» **Work required**
In the entries below, find every line with "предусматривать" and copy it.

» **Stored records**

>>>

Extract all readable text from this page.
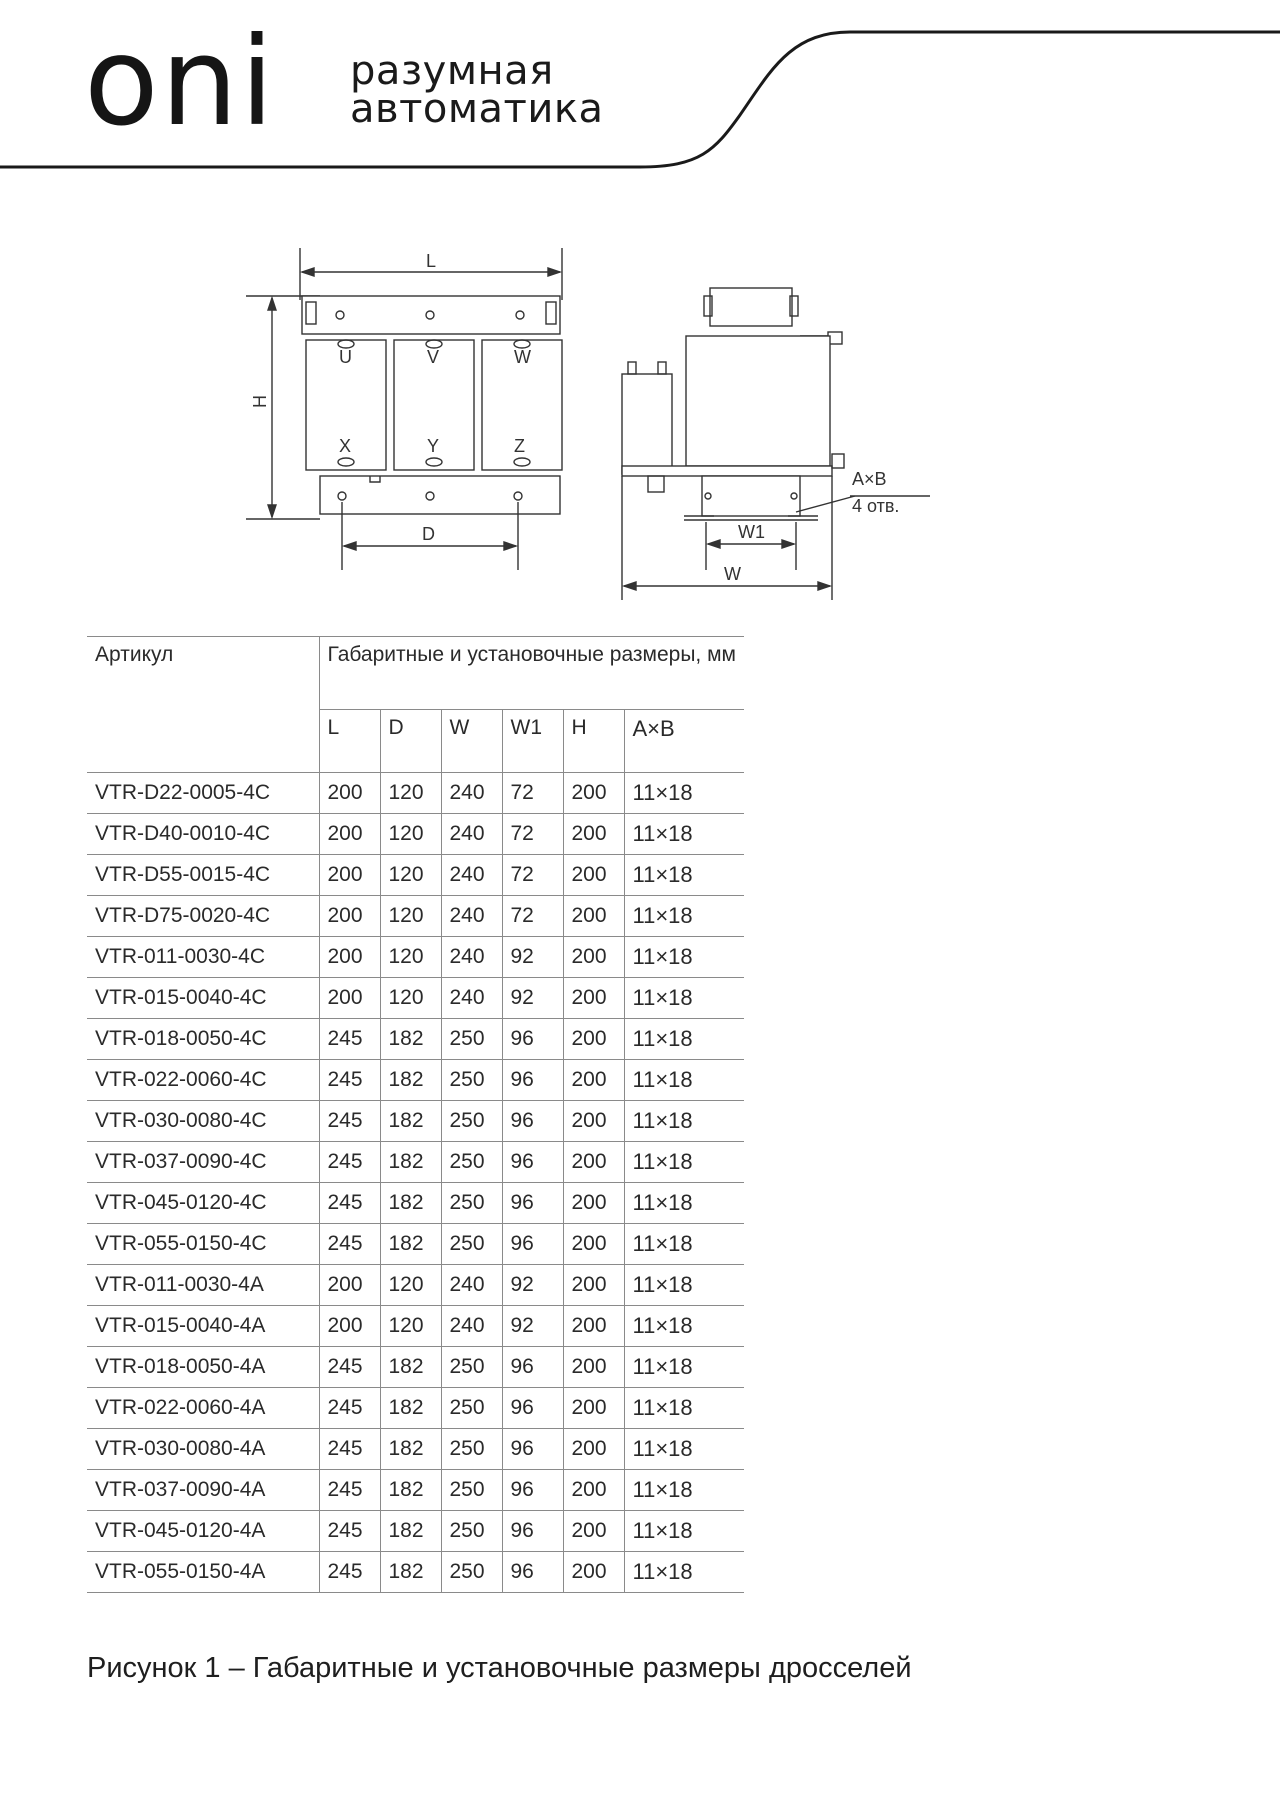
oni разумная
автоматика
L
H
U	V	W
X	Y	Z
D
A×B
4 отв.
W1
W
Артикул	Габаритные и установочные размеры, мм					
	L	D	W	W1	H	A×B
VTR-D22-0005-4C	200	120	240	72	200	11×18
VTR-D40-0010-4C	200	120	240	72	200	11×18
VTR-D55-0015-4C	200	120	240	72	200	11×18
VTR-D75-0020-4C	200	120	240	72	200	11×18
VTR-011-0030-4C	200	120	240	92	200	11×18
VTR-015-0040-4C	200	120	240	92	200	11×18
VTR-018-0050-4C	245	182	250	96	200	11×18
VTR-022-0060-4C	245	182	250	96	200	11×18
VTR-030-0080-4C	245	182	250	96	200	11×18
VTR-037-0090-4C	245	182	250	96	200	11×18
VTR-045-0120-4C	245	182	250	96	200	11×18
VTR-055-0150-4C	245	182	250	96	200	11×18
VTR-011-0030-4A	200	120	240	92	200	11×18
VTR-015-0040-4A	200	120	240	92	200	11×18
VTR-018-0050-4A	245	182	250	96	200	11×18
VTR-022-0060-4A	245	182	250	96	200	11×18
VTR-030-0080-4A	245	182	250	96	200	11×18
VTR-037-0090-4A	245	182	250	96	200	11×18
VTR-045-0120-4A	245	182	250	96	200	11×18
VTR-055-0150-4A	245	182	250	96	200	11×18
Рисунок 1 – Габаритные и установочные размеры дросселей
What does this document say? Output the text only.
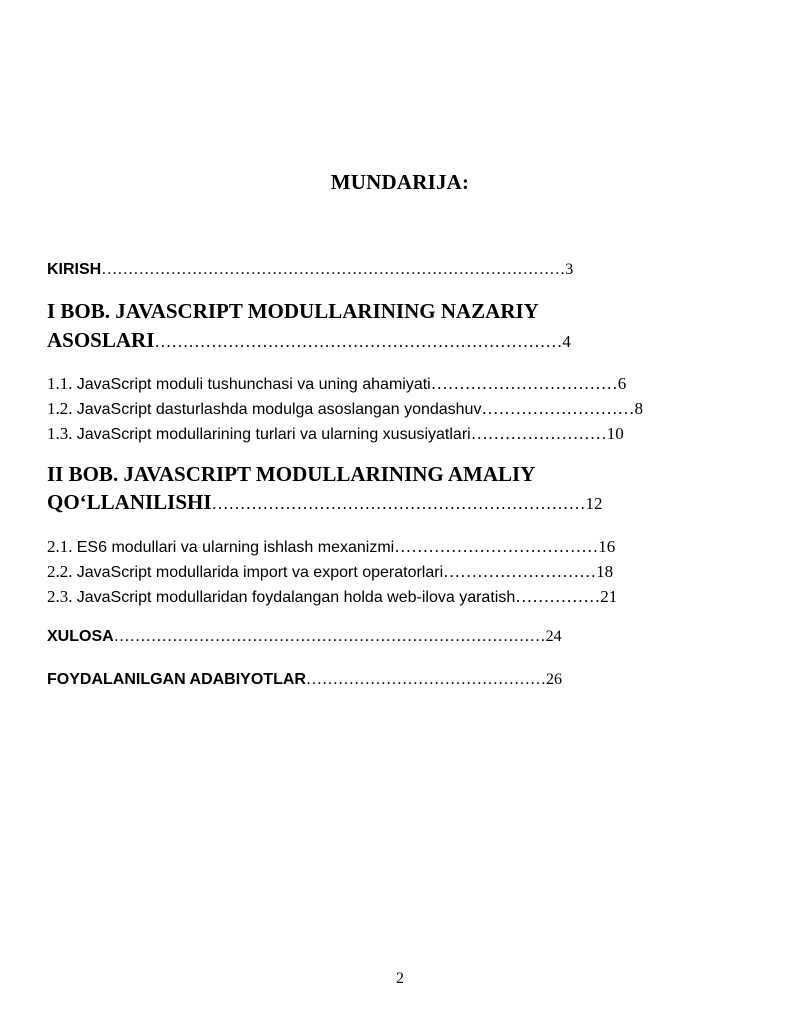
MUNDARIJA:
KIRISH……………………………………………………………………………3
I BOB. JAVASCRIPT MODULLARINING NAZARIY
ASOSLARI………………………………………………………………4
1.1. JavaScript moduli tushunchasi va uning ahamiyati……………………………6
1.2. JavaScript dasturlashda modulga asoslangan yondashuv………………………8
1.3. JavaScript modullarining turlari va ularning xususiyatlari……………………10
II BOB. JAVASCRIPT MODULLARINING AMALIY
QO‘LLANILISHI…………………………………………………………12
2.1. ES6 modullari va ularning ishlash mexanizmi………………………………16
2.2. JavaScript modullarida import va export operatorlari………………………18
2.3. JavaScript modullaridan foydalangan holda web-ilova yaratish……………21
XULOSA………………………………………………………………………24
FOYDALANILGAN ADABIYOTLAR………………………………………26
2
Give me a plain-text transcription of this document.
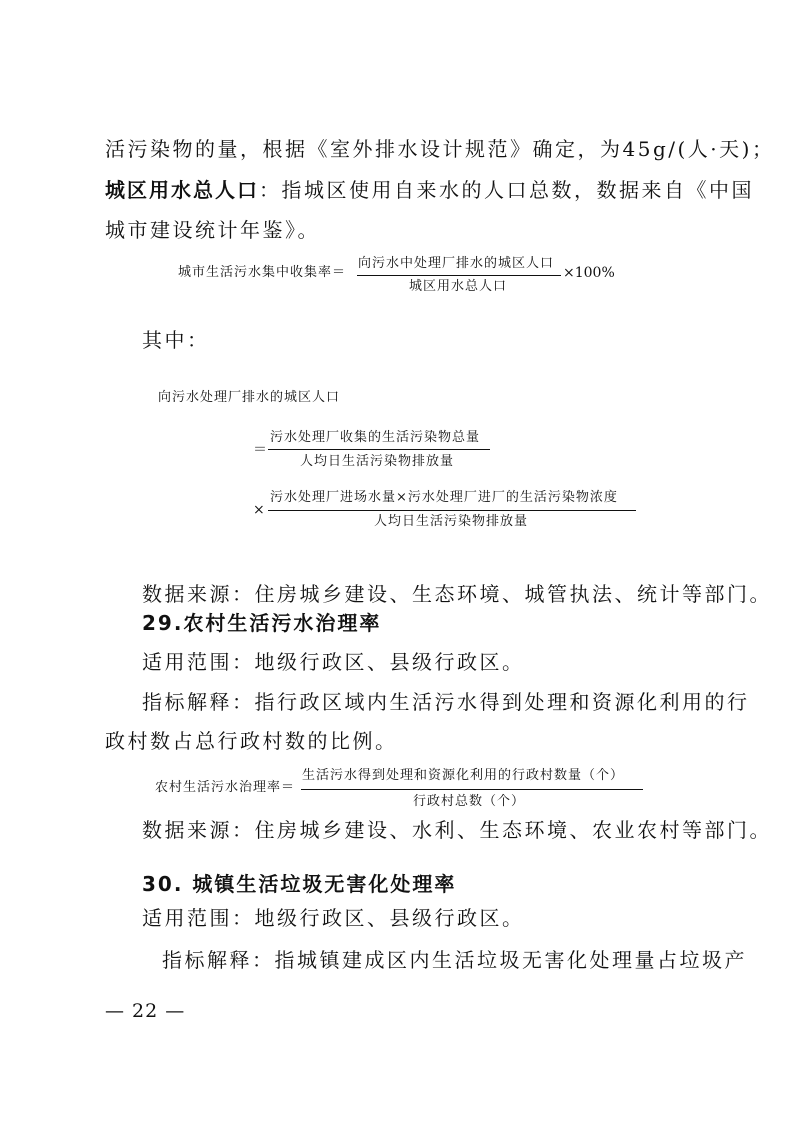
活污染物的量，根据《室外排水设计规范》确定，为45g/(人·天)；
城区用水总人口：指城区使用自来水的人口总数，数据来自《中国
城市建设统计年鉴》。
城市生活污水集中收集率＝
向污水中处理厂排水的城区人口
城区用水总人口
×100%
其中：
向污水处理厂排水的城区人口
＝
污水处理厂收集的生活污染物总量
人均日生活污染物排放量
×
污水处理厂进场水量×污水处理厂进厂的生活污染物浓度
人均日生活污染物排放量
数据来源：住房城乡建设、生态环境、城管执法、统计等部门。
29.农村生活污水治理率
适用范围：地级行政区、县级行政区。
指标解释：指行政区域内生活污水得到处理和资源化利用的行
政村数占总行政村数的比例。
农村生活污水治理率＝
生活污水得到处理和资源化利用的行政村数量（个）
行政村总数（个）
数据来源：住房城乡建设、水利、生态环境、农业农村等部门。
30. 城镇生活垃圾无害化处理率
适用范围：地级行政区、县级行政区。
指标解释：指城镇建成区内生活垃圾无害化处理量占垃圾产
— 22 —
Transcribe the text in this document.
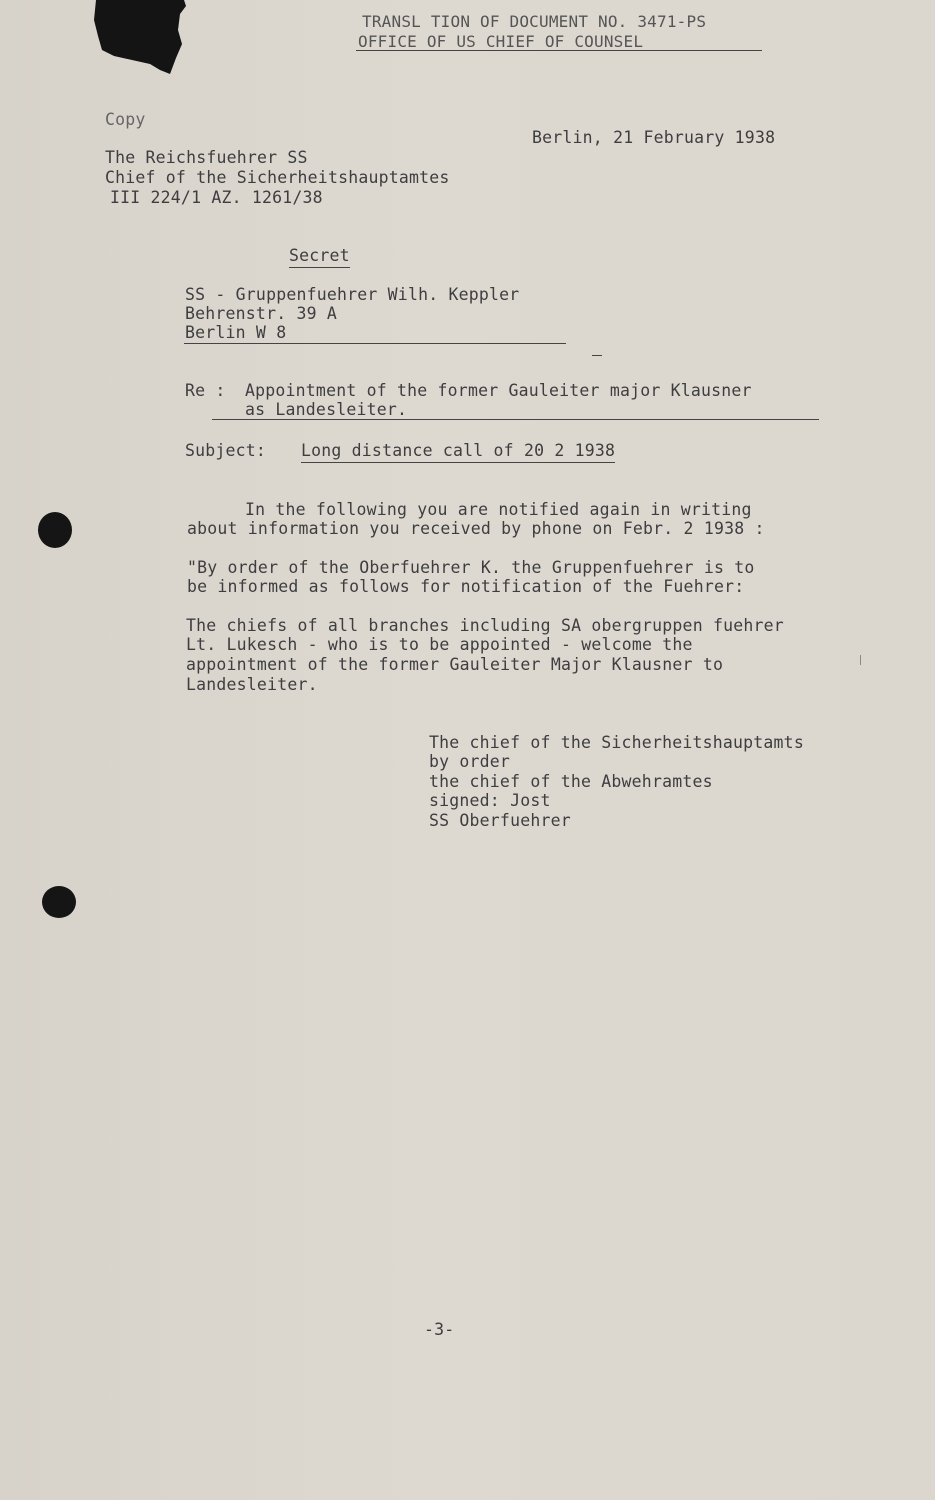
TRANSL TION OF DOCUMENT NO. 3471-PS
OFFICE OF US CHIEF OF COUNSEL
Copy
Berlin, 21 February 1938
The Reichsfuehrer SS
Chief of the Sicherheitshauptamtes
III 224/1 AZ. 1261/38
Secret
SS - Gruppenfuehrer Wilh. Keppler
Behrenstr. 39 A
Berlin W 8
Re : Appointment of the former Gauleiter major Klausner
as Landesleiter.
Subject: Long distance call of 20 2 1938
In the following you are notified again in writing
about information you received by phone on Febr. 2 1938 :
"By order of the Oberfuehrer K. the Gruppenfuehrer is to
be informed as follows for notification of the Fuehrer:
The chiefs of all branches including SA obergruppen fuehrer
Lt. Lukesch - who is to be appointed - welcome the
appointment of the former Gauleiter Major Klausner to
Landesleiter.
The chief of the Sicherheitshauptamts
by order
the chief of the Abwehramtes
signed: Jost
SS Oberfuehrer
-3-
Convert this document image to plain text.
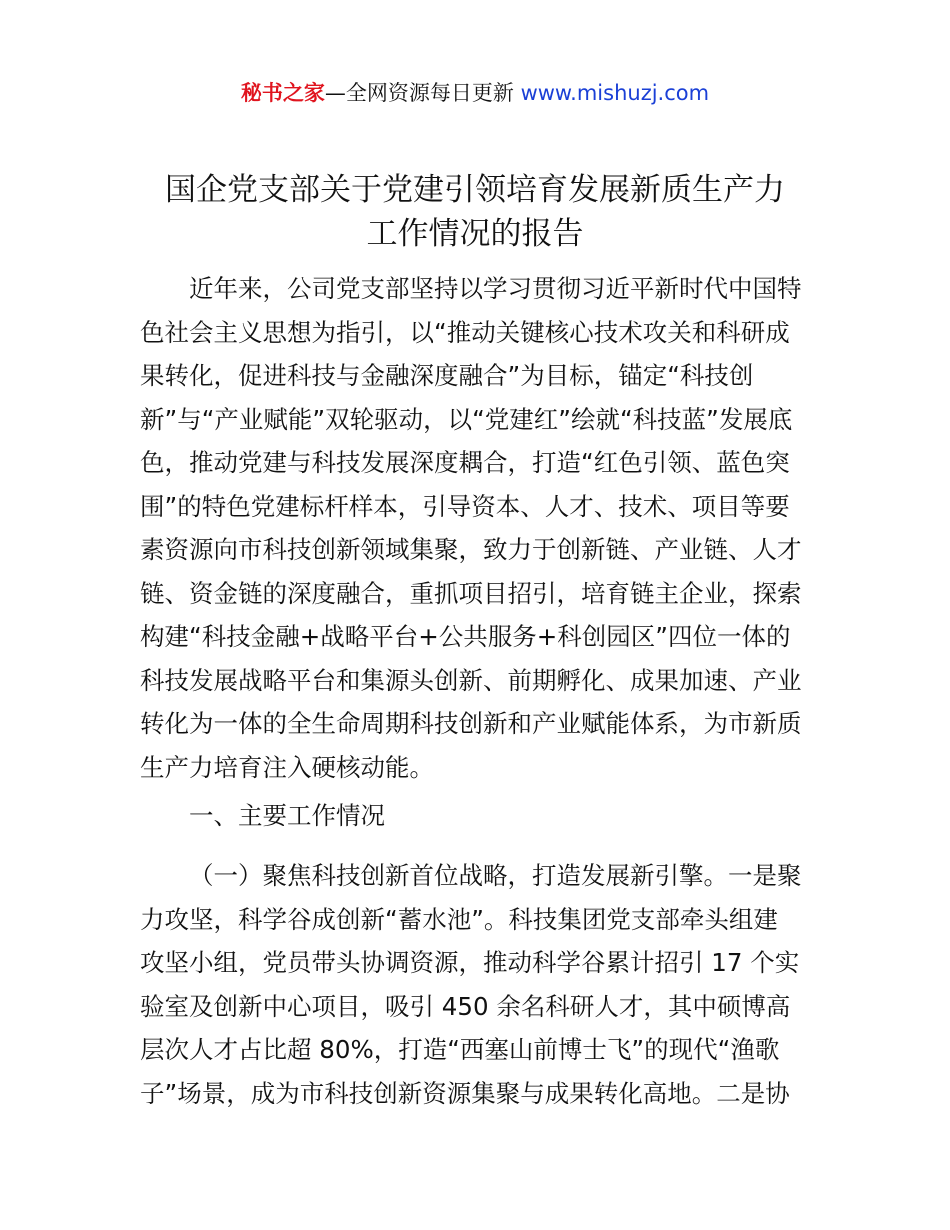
秘书之家—全网资源每日更新 www.mishuzj.com
国企党支部关于党建引领培育发展新质生产力
工作情况的报告
近年来，公司党支部坚持以学习贯彻习近平新时代中国特
色社会主义思想为指引，以“推动关键核心技术攻关和科研成
果转化，促进科技与金融深度融合”为目标，锚定“科技创
新”与“产业赋能”双轮驱动，以“党建红”绘就“科技蓝”发展底
色，推动党建与科技发展深度耦合，打造“红色引领、蓝色突
围”的特色党建标杆样本，引导资本、人才、技术、项目等要
素资源向市科技创新领域集聚，致力于创新链、产业链、人才
链、资金链的深度融合，重抓项目招引，培育链主企业，探索
构建“科技金融+战略平台+公共服务+科创园区”四位一体的
科技发展战略平台和集源头创新、前期孵化、成果加速、产业
转化为一体的全生命周期科技创新和产业赋能体系，为市新质
生产力培育注入硬核动能。
一、主要工作情况
（一）聚焦科技创新首位战略，打造发展新引擎。一是聚
力攻坚，科学谷成创新“蓄水池”。科技集团党支部牵头组建
攻坚小组，党员带头协调资源，推动科学谷累计招引 17 个实
验室及创新中心项目，吸引 450 余名科研人才，其中硕博高
层次人才占比超 80%，打造“西塞山前博士飞”的现代“渔歌
子”场景，成为市科技创新资源集聚与成果转化高地。二是协
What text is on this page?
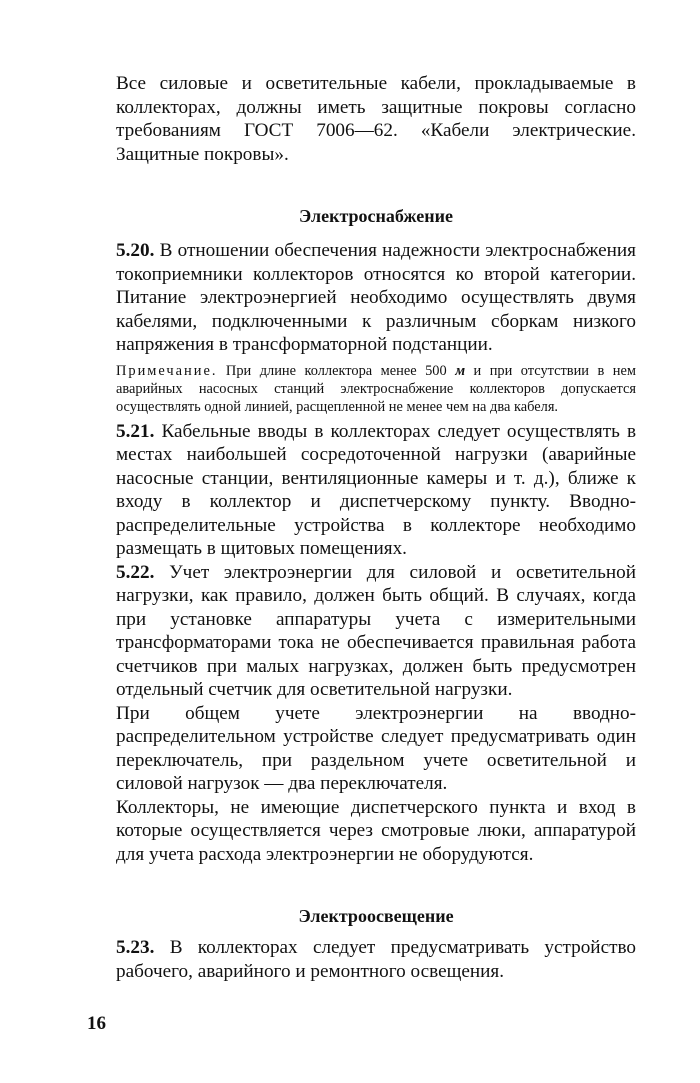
Все силовые и осветительные кабели, прокладываемые в коллекторах, должны иметь защитные покровы согласно требованиям ГОСТ 7006—62. «Кабели электрические. Защитные покровы».

Электроснабжение

5.20. В отношении обеспечения надежности электроснабжения токоприемники коллекторов относятся ко второй категории. Питание электроэнергией необходимо осуществлять двумя кабелями, подключенными к различным сборкам низкого напряжения в трансформаторной подстанции.

Примечание. При длине коллектора менее 500 м и при отсутствии в нем аварийных насосных станций электроснабжение коллекторов допускается осуществлять одной линией, расщепленной не менее чем на два кабеля.

5.21. Кабельные вводы в коллекторах следует осуществлять в местах наибольшей сосредоточенной нагрузки (аварийные насосные станции, вентиляционные камеры и т. д.), ближе к входу в коллектор и диспетчерскому пункту. Вводно-распределительные устройства в коллекторе необходимо размещать в щитовых помещениях.

5.22. Учет электроэнергии для силовой и осветительной нагрузки, как правило, должен быть общий. В случаях, когда при установке аппаратуры учета с измерительными трансформаторами тока не обеспечивается правильная работа счетчиков при малых нагрузках, должен быть предусмотрен отдельный счетчик для осветительной нагрузки.

При общем учете электроэнергии на вводно-распределительном устройстве следует предусматривать один переключатель, при раздельном учете осветительной и силовой нагрузок — два переключателя.

Коллекторы, не имеющие диспетчерского пункта и вход в которые осуществляется через смотровые люки, аппаратурой для учета расхода электроэнергии не оборудуются.

Электроосвещение

5.23. В коллекторах следует предусматривать устройство рабочего, аварийного и ремонтного освещения.

16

<<<

» **Response for this exercise**
При общем учете электроэнергии на вводно-распределительном устройстве следует предусматривать один переключатель, при раздельном учете осветительной и силовой нагрузок — два переключателя.
5.23. В коллекторах следует предусматривать устройство рабочего, аварийного и ремонтного освещения.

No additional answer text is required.